WHAT IS ASKED - Where a line contains the word "strands", copy that line in full.
#### STORED ROWS
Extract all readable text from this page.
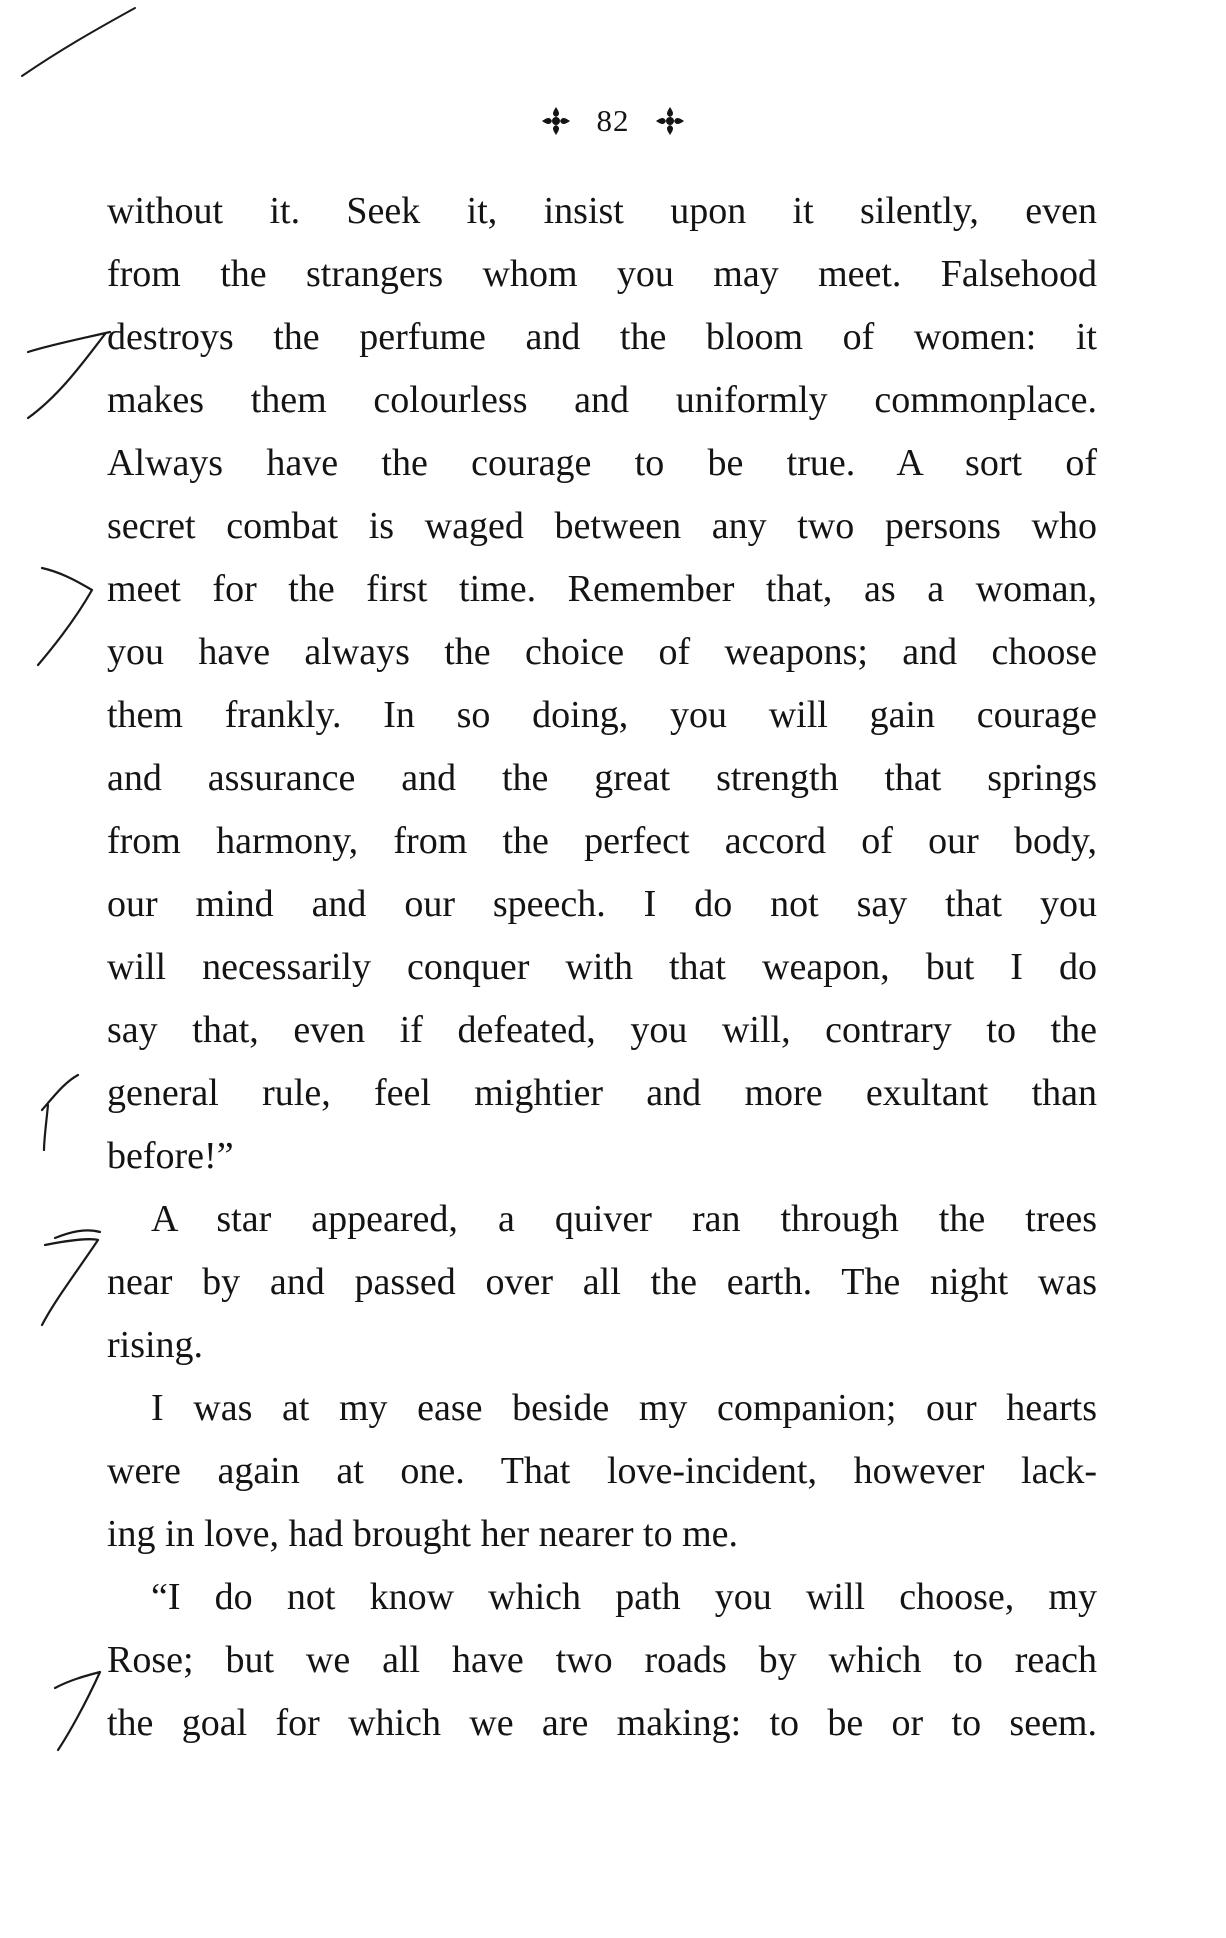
82
without it. Seek it, insist upon it silently, even
from the strangers whom you may meet. Falsehood
destroys the perfume and the bloom of women: it
makes them colourless and uniformly commonplace.
Always have the courage to be true. A sort of
secret combat is waged between any two persons who
meet for the first time. Remember that, as a woman,
you have always the choice of weapons; and choose
them frankly. In so doing, you will gain courage
and assurance and the great strength that springs
from harmony, from the perfect accord of our body,
our mind and our speech. I do not say that you
will necessarily conquer with that weapon, but I do
say that, even if defeated, you will, contrary to the
general rule, feel mightier and more exultant than
before!”
A star appeared, a quiver ran through the trees
near by and passed over all the earth. The night was
rising.
I was at my ease beside my companion; our hearts
were again at one. That love-incident, however lack-
ing in love, had brought her nearer to me.
“I do not know which path you will choose, my
Rose; but we all have two roads by which to reach
the goal for which we are making: to be or to seem.
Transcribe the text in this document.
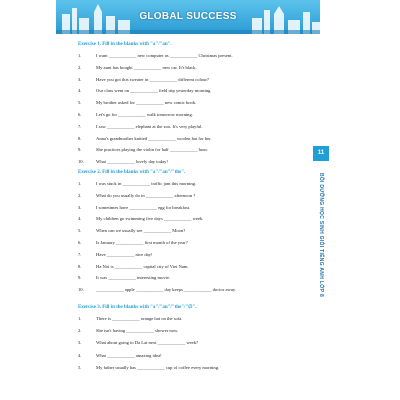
GLOBAL SUCCESS
11
BỒI DƯỠNG HỌC SINH GIỎI TIẾNG ANH LỚP 8
Exercise 1. Fill in the blanks with "a"/"an".
1.	I want ____________ new computer as ____________ Christmas present.
2.	My aunt has bought ____________ new car. It's black.
3.	Have you got this sweater in ____________ different colour?
4.	Our class went on ____________ field trip yesterday morning.
5.	My brother asked for ____________ new comic book.
6.	Let's go for ____________ walk tomorrow morning.
7.	I saw ____________ elephant at the zoo. It's very playful.
8.	Anna's grandmother knitted ____________ woolen hat for her.
9.	She practices playing the violin for half ____________ hour.
10.	What ____________ lovely day today!
Exercise 2. Fill in the blanks with "a"/"an"/"the".
1.	I was stuck in ____________ traffic jam this morning.
2.	What do you usually do in ____________ afternoon ?
3.	I sometimes have ____________ egg for breakfast.
4.	My children go swimming five days ____________ week.
5.	When can we usually see ____________ Moon?
6.	Is January ____________ first month of the year?
7.	Have ____________ nice day!
8.	Ha Noi is ____________ capital city of Viet Nam.
9.	It was ____________ interesting movie.
10.	____________ apple ____________ day keeps ____________ doctor away.
Exercise 3. Fill in the blanks with "a"/"an"/"the"/"∅".
1.	There is ____________ orange hat on the sofa.
2.	She isn't having ____________ shower now.
3.	What about going to Da Lat next ____________ week?
4.	What ____________ amazing idea!
5.	My father usually has ____________ cup of coffee every morning.
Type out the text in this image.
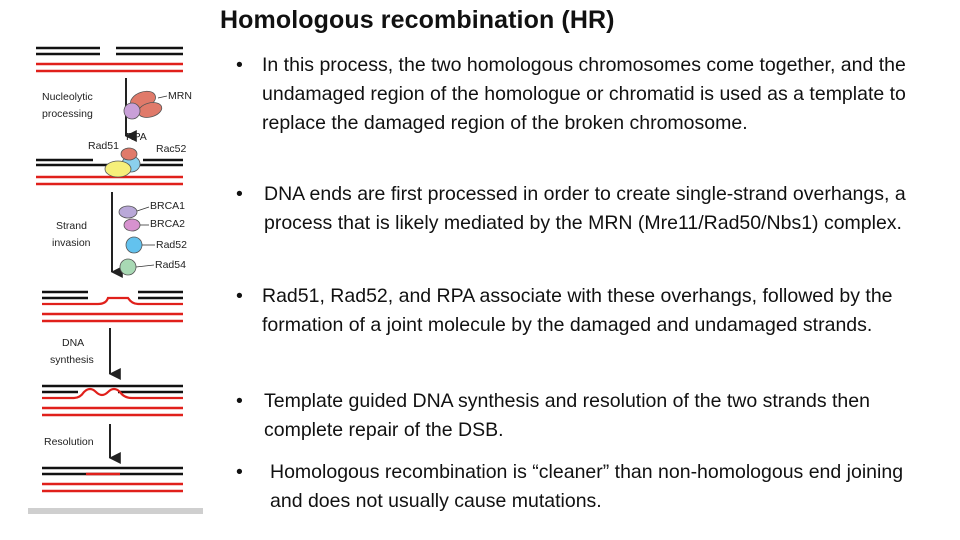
Homologous recombination (HR)
• In this process, the two homologous chromosomes come together, and the undamaged region of the homologue or chromatid is used as a template to replace the damaged region of the broken chromosome.
•	DNA ends are first processed in order to create single-strand overhangs, a process that is likely mediated by the MRN (Mre11/Rad50/Nbs1) complex.
• Rad51, Rad52, and RPA associate with these overhangs, followed by the formation of a joint molecule by the damaged and undamaged strands.
•	Template guided DNA synthesis and resolution of the two strands then complete repair of the DSB.
•	Homologous recombination is “cleaner” than non-homologous end joining and does not usually cause mutations.
Nucleolytic
processing
MRN
RPA
Rad51	Rac52
Strand
invasion
BRCA1
BRCA2
Rad52
Rad54
DNA
synthesis
Resolution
########
FINAL RESULT -
• Rad51, Rad52, and RPA associate with these overhangs, followed by the formation of a joint molecule by the damaged and undamaged strands.
•	Template guided DNA synthesis and resolution of the two strands then complete repair of the DSB.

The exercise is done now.